> INSTRUCTION: Each line containing the word "сознание" must be reported.

> ROWS:
■ ■ ■ ■ ■

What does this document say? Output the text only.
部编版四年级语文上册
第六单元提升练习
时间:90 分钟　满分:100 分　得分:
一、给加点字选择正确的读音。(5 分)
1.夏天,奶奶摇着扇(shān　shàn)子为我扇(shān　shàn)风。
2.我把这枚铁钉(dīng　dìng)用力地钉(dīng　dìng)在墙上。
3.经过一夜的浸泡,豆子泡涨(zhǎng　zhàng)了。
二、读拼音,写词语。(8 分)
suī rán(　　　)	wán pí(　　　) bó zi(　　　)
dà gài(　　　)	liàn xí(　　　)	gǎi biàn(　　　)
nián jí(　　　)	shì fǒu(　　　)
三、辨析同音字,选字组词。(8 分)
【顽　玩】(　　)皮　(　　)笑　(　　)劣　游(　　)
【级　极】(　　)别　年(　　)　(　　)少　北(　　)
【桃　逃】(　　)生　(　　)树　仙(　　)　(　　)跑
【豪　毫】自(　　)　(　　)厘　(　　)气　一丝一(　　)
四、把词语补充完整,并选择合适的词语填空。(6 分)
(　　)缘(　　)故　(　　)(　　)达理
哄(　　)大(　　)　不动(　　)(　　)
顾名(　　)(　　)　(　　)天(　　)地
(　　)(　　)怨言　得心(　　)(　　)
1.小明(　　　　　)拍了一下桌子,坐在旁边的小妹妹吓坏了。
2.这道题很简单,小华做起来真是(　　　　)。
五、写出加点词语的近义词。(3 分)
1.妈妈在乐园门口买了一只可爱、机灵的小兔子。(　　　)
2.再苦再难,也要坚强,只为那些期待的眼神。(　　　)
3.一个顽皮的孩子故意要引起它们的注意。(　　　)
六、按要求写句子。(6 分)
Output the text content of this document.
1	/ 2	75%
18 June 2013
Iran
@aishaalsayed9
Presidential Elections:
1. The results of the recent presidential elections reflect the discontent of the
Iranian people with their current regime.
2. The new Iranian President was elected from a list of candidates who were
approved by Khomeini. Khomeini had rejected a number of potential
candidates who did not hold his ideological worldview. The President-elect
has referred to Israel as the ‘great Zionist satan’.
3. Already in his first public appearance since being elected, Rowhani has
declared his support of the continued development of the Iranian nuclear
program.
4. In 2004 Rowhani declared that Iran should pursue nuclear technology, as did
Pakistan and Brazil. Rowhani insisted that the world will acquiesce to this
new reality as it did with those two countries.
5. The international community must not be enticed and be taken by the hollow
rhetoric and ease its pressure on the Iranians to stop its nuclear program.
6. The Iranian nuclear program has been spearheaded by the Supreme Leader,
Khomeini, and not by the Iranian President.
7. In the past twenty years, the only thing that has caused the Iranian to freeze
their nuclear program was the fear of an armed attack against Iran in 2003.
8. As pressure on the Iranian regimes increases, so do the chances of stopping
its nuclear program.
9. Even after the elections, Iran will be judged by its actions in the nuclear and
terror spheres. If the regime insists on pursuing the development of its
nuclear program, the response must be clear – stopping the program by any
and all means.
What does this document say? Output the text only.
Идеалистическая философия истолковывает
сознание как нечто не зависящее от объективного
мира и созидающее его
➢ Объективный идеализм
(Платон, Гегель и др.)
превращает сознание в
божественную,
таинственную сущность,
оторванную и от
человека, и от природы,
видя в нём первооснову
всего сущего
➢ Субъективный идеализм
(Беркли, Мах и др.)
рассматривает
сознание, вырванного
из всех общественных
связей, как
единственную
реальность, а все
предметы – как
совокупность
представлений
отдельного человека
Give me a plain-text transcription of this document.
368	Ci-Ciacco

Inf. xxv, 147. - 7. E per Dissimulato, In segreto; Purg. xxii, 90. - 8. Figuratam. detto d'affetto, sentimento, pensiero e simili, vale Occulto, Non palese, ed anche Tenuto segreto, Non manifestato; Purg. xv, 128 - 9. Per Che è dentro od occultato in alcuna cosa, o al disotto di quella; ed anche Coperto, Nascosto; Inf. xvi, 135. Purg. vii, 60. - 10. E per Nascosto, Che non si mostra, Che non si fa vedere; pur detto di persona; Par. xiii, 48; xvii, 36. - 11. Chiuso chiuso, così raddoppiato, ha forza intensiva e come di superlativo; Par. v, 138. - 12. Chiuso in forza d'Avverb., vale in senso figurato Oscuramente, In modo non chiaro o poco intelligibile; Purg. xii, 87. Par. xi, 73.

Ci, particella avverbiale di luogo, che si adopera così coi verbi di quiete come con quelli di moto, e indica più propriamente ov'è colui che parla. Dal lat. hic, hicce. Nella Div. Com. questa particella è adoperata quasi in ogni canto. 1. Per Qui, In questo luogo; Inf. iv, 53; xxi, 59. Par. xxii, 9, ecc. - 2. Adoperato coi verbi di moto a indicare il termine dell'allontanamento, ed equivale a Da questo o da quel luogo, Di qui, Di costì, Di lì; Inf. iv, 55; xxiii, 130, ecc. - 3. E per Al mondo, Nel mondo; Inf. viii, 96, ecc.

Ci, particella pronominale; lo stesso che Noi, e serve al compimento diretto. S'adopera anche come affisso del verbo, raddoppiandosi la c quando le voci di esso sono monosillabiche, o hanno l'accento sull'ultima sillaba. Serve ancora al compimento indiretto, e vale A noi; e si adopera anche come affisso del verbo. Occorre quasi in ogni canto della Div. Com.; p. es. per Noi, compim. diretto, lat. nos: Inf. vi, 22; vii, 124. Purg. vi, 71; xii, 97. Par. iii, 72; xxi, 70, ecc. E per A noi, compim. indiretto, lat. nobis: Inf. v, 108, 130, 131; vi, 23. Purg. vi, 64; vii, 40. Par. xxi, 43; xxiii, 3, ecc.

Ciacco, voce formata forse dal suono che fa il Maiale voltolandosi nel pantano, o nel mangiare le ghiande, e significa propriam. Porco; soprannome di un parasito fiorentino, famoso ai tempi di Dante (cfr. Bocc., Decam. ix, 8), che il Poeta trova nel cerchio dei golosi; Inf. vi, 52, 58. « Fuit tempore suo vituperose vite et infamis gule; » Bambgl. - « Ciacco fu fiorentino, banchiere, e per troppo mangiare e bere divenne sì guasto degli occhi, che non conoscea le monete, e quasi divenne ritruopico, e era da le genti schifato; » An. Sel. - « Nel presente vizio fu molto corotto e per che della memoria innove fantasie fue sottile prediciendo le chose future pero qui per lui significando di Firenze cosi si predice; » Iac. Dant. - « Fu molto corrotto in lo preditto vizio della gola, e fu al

■ ■ ■ ■ ■

> OUTPUT OF THE TASK:
сознание как нечто не зависящее от объективного
превращает сознание в
сознание, вырванного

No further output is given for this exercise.